/---

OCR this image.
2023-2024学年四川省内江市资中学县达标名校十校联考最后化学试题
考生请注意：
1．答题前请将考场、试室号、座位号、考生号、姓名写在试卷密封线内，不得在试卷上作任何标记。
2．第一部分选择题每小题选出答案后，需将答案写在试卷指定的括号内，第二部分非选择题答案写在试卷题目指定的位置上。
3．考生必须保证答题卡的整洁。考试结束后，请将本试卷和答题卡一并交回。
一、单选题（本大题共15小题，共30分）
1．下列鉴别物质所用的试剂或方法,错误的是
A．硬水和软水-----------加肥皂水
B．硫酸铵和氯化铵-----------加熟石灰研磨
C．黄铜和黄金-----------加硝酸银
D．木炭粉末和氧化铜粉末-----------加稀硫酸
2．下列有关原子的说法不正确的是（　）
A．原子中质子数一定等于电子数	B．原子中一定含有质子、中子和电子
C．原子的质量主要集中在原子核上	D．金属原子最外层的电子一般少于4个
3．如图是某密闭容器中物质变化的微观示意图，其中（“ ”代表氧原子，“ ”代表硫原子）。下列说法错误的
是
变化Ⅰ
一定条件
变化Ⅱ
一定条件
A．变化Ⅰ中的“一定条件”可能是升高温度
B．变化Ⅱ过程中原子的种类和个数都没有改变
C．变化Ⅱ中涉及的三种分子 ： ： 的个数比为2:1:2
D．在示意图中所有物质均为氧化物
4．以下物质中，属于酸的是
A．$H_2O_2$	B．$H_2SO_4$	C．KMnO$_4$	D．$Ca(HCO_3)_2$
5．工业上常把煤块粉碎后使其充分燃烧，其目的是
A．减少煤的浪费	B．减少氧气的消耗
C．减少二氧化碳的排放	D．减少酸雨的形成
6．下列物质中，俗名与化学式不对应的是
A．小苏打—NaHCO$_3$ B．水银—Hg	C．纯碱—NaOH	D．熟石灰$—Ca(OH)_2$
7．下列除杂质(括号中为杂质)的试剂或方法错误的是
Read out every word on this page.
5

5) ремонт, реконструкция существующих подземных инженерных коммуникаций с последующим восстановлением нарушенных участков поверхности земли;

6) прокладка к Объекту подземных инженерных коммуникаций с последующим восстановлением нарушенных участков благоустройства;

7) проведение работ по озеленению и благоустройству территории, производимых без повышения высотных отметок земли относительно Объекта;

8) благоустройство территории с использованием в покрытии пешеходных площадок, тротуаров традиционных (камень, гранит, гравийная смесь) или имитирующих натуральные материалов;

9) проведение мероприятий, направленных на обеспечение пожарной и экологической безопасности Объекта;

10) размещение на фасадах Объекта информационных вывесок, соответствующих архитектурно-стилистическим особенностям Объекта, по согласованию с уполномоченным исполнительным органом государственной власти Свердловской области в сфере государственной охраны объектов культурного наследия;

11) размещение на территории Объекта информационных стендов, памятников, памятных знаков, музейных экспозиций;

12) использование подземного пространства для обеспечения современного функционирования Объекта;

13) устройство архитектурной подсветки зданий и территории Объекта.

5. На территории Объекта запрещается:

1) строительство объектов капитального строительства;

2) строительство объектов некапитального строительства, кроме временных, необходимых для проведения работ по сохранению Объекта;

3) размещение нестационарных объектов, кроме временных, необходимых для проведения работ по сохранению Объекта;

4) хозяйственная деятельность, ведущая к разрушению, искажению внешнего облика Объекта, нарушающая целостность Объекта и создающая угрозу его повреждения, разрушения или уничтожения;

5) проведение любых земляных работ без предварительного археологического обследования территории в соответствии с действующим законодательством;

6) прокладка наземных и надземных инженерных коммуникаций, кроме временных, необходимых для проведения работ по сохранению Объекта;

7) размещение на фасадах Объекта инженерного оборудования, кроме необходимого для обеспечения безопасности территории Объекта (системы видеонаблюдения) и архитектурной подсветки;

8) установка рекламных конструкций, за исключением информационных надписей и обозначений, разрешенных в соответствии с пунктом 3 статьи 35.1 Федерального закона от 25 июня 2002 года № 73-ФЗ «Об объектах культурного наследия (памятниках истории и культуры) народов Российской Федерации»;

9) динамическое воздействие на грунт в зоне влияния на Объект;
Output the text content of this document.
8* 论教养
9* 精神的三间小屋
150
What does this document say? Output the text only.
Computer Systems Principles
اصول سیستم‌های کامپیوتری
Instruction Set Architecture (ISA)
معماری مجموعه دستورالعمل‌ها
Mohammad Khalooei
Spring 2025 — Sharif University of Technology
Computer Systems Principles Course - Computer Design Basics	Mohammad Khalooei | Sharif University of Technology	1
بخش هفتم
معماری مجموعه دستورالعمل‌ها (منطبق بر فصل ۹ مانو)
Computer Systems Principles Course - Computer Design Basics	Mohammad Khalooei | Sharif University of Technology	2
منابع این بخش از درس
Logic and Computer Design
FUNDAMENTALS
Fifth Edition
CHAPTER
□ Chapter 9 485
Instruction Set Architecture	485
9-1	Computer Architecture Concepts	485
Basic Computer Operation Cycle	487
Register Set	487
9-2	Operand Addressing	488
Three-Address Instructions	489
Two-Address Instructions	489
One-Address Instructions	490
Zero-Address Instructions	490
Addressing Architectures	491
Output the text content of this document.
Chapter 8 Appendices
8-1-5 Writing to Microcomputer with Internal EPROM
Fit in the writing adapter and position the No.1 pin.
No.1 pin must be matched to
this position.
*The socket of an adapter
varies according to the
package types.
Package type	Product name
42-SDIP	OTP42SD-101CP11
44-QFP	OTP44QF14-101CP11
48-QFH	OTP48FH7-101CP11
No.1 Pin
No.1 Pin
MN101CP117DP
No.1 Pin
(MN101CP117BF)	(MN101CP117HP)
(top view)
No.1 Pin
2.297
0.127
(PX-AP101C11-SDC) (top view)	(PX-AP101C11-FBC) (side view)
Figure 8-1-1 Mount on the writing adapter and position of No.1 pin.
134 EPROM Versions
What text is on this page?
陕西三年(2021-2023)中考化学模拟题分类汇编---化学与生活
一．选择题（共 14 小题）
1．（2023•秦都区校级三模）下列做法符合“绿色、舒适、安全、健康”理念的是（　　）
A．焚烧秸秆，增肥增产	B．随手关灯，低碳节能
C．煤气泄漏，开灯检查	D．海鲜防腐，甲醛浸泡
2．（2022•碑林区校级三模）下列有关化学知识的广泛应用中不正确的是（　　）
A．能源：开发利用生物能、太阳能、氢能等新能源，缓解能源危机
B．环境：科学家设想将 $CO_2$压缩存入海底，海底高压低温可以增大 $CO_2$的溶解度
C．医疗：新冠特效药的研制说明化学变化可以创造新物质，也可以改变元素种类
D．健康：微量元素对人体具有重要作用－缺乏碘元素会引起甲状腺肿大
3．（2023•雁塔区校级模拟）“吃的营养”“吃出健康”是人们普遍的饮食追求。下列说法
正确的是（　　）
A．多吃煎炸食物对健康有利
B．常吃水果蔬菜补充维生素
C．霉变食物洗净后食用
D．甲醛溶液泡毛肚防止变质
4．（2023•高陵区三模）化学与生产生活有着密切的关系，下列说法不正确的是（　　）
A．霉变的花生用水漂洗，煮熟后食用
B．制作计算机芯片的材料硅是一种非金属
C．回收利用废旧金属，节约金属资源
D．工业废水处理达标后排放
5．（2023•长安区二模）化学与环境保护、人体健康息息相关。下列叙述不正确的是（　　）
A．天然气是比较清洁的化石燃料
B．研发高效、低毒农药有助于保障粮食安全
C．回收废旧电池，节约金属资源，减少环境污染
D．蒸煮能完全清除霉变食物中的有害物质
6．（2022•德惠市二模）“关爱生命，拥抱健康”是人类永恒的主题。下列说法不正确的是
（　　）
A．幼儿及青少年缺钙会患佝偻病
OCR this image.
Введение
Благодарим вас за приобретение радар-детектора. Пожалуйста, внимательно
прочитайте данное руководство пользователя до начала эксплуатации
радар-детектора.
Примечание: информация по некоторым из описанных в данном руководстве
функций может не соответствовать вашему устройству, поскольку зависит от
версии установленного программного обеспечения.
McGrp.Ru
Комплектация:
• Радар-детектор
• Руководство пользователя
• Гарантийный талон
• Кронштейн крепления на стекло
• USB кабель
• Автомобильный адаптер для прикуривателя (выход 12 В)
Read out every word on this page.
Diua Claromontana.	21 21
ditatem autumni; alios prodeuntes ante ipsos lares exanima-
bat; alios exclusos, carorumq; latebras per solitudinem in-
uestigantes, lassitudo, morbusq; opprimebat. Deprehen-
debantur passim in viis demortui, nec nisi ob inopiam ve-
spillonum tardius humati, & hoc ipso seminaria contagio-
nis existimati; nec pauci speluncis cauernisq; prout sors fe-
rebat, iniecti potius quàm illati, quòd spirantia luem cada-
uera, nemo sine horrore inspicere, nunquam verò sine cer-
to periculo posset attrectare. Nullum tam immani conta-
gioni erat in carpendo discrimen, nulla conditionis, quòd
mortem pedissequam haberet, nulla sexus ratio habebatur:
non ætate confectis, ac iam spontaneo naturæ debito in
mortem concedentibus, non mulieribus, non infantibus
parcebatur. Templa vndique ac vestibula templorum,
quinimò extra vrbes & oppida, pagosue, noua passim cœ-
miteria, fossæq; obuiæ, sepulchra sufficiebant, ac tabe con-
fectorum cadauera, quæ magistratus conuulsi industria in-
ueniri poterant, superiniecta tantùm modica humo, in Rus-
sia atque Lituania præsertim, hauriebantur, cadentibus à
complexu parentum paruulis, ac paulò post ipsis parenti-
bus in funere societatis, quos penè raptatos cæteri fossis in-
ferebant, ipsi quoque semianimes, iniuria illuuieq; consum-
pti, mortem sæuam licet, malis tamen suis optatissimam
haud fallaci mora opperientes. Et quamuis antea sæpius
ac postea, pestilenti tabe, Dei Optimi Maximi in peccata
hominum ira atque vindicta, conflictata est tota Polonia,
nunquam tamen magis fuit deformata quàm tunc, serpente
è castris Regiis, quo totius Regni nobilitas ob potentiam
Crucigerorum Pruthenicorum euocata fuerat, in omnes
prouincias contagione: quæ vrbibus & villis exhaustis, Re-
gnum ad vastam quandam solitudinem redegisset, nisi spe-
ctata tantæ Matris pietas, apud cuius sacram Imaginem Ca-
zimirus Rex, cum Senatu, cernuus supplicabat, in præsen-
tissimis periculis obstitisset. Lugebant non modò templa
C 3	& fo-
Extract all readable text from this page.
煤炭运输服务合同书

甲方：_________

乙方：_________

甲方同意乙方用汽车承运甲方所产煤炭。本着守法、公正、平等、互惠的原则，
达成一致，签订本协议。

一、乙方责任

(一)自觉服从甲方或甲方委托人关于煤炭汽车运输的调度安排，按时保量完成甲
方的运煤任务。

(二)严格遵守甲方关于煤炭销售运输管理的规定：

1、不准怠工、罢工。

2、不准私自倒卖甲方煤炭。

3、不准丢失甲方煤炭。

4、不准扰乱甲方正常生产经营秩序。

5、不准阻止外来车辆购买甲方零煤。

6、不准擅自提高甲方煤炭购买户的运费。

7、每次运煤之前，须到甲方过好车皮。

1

\---

## Written instruction
Copy each line above that contains the string "atque".

## Complete output
sia atque Lituania præsertim, hauriebantur, cadentibus à
hominum ira atque vindicta, conflictata est tota Polonia,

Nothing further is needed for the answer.